(Selected passage):

Content starts

The U.S. Supreme Court deemed Kentucky’s lethal injection protocol constitutional, but that hasn’t stopped prisoners from challenging the nation’s prevailing method of execution

First a Valium is administered to relieve anxiety, and presumably to ensure the impending procedure goes smoothly.

Prison guards then lead the sedated inmate into the execution chamber where he is strapped to a gurney. Once an IV is in place, a series of three drugs is pumped through the line: The first is a short-acting anesthetic. The second is a neuromuscular blocker that causes complete paralysis. The third stops the heart.

It is a procedure that attorneys for condemned inmate Gregory Wilson argue is unconstitutional, possibly resulting in their client being “tortured to death.” Specifically, they claim Valium has the potential to interfere with anesthesia, meaning a prisoner might regain consciousness during the execution, yet be unable to communicate any pain as the heart-stopping chemical courses through his veins. Even without the Valium, they argue the lethal cocktail could result in excruciating pain if the anesthetic does not work, a concern that’s compounded by the fact that the executioners administering the drugs are not medical professionals.

Meanwhile, lawyers for the state argue that because the U.S. Supreme Court has already determined Kentucky’s lethal injection method is constitutional, Wilson does not have a case. Besides, even if he did have a potentially valid claim, they argue a one-year statute of limitations bars Wilson — who has been on death row for kidnapping, rape and murder since 1988 — from challenging lethal injection, the state’s primary method of execution since 1998.

Content ends

(What to produce):
Continue the passage about the challenge to Kentucky's lethal injection protocol, starting right after its final sentence.

(Data for analysis):

Content starts

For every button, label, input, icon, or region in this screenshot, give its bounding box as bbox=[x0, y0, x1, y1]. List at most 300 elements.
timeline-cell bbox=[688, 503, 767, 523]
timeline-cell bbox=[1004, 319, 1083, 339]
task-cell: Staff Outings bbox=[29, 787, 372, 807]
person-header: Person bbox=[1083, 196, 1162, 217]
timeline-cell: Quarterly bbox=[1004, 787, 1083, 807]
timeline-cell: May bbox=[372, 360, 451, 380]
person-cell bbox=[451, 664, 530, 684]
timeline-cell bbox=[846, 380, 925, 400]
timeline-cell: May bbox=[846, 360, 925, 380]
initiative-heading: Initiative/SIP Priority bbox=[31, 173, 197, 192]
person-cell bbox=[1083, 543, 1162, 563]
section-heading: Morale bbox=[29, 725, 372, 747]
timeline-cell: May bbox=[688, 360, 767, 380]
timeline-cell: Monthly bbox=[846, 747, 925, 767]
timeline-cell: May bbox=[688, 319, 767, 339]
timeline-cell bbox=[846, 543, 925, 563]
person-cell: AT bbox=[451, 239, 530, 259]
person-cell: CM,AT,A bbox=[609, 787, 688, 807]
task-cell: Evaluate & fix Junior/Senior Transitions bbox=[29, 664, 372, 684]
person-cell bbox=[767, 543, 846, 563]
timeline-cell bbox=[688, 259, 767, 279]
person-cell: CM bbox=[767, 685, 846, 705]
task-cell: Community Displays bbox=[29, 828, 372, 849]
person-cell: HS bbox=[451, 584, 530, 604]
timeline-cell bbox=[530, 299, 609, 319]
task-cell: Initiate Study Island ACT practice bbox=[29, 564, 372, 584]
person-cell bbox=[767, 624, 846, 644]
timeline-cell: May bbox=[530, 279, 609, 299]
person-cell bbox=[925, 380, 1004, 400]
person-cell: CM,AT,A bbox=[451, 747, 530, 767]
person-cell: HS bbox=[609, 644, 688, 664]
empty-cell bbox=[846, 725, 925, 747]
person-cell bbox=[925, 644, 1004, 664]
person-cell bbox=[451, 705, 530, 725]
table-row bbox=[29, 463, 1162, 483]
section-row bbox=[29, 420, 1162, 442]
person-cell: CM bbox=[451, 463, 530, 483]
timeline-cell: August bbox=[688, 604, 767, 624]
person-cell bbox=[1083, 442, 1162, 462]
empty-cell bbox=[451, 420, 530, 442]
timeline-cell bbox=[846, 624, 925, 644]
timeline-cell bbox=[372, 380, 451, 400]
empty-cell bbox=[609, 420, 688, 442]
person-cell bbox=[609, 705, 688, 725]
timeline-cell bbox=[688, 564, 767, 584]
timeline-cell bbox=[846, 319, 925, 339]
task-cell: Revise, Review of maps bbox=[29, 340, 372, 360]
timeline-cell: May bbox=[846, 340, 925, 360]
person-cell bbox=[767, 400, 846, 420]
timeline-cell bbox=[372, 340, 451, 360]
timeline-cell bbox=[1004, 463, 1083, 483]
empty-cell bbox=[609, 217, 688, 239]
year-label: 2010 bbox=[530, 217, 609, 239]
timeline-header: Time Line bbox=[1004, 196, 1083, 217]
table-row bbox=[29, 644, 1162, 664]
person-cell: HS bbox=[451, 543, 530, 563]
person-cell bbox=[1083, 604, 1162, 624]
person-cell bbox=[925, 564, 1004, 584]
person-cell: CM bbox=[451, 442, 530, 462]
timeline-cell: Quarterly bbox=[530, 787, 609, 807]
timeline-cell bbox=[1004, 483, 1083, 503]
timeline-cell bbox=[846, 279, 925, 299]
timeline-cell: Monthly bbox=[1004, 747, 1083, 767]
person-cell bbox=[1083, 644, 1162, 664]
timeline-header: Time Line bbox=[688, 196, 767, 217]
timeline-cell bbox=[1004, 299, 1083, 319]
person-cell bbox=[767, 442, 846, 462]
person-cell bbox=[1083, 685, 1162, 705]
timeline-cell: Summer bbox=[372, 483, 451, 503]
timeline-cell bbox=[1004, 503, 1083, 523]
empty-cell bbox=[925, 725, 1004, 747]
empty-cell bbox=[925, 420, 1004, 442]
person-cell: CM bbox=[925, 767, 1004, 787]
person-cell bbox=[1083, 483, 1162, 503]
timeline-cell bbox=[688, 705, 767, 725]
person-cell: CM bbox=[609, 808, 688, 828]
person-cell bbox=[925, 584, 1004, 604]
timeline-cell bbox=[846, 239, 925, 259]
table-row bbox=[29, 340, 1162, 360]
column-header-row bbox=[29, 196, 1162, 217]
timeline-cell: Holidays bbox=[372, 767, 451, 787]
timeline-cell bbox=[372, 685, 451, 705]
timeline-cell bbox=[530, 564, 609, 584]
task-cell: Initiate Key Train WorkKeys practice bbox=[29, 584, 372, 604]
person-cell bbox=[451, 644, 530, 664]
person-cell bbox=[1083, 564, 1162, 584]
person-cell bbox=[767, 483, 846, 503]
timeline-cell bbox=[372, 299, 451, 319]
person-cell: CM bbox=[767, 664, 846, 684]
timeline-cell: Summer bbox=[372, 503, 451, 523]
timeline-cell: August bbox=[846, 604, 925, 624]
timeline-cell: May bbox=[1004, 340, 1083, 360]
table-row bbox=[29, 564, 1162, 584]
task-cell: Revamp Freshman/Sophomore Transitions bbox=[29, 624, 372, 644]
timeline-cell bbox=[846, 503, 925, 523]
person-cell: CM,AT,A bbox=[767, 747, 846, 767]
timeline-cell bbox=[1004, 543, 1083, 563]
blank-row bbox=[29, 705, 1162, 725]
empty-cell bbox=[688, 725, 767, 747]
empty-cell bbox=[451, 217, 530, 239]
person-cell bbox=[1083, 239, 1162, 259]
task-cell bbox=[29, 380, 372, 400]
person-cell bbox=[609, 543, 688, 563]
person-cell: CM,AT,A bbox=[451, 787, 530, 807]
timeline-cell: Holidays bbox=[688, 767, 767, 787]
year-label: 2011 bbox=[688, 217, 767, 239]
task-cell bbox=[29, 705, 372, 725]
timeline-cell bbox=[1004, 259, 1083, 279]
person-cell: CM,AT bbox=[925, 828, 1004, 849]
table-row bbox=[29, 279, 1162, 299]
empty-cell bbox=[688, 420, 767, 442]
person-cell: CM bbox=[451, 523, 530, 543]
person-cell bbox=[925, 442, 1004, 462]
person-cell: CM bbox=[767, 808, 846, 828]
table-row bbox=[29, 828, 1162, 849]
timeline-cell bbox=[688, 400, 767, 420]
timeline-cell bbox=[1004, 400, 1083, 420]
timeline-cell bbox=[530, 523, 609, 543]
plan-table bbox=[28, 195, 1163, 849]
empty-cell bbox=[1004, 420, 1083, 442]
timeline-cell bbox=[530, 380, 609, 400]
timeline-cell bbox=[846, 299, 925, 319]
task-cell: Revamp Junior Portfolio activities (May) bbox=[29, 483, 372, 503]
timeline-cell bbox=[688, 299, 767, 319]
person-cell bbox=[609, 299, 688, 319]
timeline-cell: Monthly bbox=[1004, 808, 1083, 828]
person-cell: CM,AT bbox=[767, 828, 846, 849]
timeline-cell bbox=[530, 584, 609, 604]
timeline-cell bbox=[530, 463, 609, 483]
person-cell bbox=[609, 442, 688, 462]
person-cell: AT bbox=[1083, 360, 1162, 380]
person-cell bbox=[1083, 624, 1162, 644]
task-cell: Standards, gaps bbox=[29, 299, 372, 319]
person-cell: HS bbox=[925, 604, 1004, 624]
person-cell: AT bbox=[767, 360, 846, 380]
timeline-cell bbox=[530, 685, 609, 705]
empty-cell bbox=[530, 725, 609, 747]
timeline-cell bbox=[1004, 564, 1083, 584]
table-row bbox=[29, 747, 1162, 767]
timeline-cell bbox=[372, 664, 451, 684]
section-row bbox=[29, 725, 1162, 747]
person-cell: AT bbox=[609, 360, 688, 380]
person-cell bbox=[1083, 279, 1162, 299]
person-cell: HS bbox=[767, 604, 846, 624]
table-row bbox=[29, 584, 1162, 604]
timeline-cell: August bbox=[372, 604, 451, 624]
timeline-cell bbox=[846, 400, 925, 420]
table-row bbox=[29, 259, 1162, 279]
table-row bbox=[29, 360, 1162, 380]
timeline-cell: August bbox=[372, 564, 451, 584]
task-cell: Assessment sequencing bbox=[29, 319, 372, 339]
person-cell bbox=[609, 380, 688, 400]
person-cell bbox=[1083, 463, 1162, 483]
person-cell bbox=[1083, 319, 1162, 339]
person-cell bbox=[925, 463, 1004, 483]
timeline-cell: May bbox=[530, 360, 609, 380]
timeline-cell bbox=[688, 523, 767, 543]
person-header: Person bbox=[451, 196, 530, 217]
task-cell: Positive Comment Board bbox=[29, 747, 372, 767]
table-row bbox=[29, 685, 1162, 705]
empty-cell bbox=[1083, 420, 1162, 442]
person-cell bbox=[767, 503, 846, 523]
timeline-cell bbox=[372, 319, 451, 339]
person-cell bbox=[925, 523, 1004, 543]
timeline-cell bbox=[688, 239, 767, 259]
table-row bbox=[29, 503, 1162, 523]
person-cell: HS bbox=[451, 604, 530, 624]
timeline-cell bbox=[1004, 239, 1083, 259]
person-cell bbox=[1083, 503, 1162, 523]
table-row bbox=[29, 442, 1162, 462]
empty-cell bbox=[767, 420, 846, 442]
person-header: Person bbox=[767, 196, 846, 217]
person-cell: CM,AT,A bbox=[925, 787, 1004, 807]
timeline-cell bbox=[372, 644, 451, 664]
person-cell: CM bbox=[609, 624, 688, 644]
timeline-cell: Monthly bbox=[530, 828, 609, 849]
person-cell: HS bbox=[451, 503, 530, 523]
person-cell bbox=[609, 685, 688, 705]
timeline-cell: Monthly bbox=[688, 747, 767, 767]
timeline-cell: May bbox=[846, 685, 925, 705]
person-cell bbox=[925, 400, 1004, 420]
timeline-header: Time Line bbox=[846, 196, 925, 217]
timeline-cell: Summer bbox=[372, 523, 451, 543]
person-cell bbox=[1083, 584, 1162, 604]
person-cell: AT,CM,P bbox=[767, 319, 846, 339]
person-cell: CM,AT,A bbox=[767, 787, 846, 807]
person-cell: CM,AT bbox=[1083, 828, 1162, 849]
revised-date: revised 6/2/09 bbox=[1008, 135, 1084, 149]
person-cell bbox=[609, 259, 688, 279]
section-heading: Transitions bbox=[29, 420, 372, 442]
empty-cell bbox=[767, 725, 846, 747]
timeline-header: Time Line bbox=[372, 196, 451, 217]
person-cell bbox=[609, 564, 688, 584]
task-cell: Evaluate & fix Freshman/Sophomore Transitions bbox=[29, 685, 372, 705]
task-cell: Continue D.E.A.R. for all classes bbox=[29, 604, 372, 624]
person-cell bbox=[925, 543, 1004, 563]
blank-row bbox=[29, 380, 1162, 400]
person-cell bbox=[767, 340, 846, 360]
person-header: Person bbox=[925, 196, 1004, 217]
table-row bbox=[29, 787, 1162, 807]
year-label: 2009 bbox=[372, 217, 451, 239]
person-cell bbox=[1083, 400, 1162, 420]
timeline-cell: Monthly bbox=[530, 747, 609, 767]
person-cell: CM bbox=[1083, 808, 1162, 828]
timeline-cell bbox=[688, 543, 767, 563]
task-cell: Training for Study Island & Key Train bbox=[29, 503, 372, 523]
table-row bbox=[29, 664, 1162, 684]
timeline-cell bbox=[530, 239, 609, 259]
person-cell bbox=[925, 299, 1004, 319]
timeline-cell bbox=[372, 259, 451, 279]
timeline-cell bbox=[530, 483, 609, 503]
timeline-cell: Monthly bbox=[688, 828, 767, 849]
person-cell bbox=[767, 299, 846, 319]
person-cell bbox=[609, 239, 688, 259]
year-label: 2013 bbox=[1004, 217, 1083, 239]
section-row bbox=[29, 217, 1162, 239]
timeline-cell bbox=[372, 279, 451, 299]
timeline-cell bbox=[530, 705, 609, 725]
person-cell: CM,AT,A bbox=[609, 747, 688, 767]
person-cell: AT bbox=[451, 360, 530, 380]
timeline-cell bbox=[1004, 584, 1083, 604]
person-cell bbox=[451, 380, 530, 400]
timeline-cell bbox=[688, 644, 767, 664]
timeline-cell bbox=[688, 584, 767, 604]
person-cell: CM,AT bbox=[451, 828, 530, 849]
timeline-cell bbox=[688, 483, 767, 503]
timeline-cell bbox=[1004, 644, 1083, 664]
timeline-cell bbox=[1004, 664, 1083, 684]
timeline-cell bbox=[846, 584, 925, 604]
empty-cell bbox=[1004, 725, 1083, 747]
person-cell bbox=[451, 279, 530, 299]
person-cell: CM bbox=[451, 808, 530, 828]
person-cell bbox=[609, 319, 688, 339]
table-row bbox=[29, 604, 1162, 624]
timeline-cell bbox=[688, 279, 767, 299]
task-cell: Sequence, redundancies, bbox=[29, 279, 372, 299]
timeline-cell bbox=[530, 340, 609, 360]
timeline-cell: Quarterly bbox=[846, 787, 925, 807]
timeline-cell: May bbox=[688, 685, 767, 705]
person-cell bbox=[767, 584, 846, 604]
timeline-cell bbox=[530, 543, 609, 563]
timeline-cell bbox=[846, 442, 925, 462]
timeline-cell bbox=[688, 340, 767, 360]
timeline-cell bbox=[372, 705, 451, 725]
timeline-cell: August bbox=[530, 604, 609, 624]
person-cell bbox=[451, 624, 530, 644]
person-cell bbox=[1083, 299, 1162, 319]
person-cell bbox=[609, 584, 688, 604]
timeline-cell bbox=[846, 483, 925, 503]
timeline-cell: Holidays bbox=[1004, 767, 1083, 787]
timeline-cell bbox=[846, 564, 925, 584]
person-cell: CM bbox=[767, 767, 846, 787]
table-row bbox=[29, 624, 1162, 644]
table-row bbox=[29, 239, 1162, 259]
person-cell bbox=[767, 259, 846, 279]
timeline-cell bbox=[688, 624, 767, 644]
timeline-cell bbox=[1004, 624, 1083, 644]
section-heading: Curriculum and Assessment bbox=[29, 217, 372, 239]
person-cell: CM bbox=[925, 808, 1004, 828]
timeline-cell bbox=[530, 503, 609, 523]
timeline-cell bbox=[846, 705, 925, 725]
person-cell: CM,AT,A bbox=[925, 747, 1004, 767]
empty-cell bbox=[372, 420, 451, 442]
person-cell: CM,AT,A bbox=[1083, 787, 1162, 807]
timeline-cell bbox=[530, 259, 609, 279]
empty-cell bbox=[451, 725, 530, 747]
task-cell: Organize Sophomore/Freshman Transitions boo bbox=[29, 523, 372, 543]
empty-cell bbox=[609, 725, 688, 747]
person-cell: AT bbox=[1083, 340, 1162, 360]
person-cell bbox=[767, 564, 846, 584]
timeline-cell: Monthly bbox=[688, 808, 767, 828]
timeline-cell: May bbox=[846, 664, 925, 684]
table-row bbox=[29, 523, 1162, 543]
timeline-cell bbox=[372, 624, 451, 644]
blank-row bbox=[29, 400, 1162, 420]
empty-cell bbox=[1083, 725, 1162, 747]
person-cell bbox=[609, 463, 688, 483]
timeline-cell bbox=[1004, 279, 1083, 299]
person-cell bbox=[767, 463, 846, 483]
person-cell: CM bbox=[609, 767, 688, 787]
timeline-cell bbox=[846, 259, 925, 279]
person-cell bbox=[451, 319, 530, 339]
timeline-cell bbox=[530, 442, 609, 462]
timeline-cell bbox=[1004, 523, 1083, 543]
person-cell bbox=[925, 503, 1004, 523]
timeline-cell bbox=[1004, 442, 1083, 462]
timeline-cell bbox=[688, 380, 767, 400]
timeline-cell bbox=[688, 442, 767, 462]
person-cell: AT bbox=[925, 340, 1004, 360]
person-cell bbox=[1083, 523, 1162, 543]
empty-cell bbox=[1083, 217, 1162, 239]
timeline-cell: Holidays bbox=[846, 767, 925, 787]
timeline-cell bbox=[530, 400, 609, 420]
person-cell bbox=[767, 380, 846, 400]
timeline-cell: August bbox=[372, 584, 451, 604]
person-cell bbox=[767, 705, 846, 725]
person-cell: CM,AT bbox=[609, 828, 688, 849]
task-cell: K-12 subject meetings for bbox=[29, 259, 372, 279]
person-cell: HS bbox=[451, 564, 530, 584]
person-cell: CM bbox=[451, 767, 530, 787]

Content ends

(Answer area):
Last week, U.S. District Court Judge Karen Caldwell agreed with the state on the latter point, denying Wilson’s challenge because she believes it was brought too late; she did not weigh in on his other claims.

Louisville Public Defender Dan Goyette, the lead lawyer representing Wilson, plans to meet with his client this weekend. “Under the circumstances, I think it’s advisable at this point to proceed with an appeal,” he says.

Assuming Wilson appeals as expected, his case will remain one of four lethal injection challenges currently pending in Kentucky and one of dozens across the United States. In fact, although the Supreme Court upheld the nation’s prevailing method of execution last spring, lethal injection challenges have not subsided, and some observers expect they will continue in full force.

“There is still a large amount of lethal injection litigation going on across the country,” says David Barron, a capital post-conviction attorney with the Kentucky Department of Public Advocacy. “I do not see that it has slowed down by any means, and I don’t envision it will.”

In April of 2008, the nation’s high court denied the claim of Kentucky inmates Ralph Baze and Thomas Bowling, who argued the commonwealth’s three-drug lethal injection protocol violates the Eighth Amendment.

Although the Supreme Court decided in a 7-2 ruling that Kentucky’s lethal injection procedure — similar to the method used in all 38 states that impose capital punishment — does not amount to cruel and unusual punishment, the justices disagreed on many points and raised numerous concerns in separate opinions. For example, Justice John Paul Stevens sided with the majority in determining Baze and Bowling did not make a strong enough claim, but in a separate opinion he questioned the use of a paralytic agent in lethal injections, and called for the death penalty to be abolished altogether.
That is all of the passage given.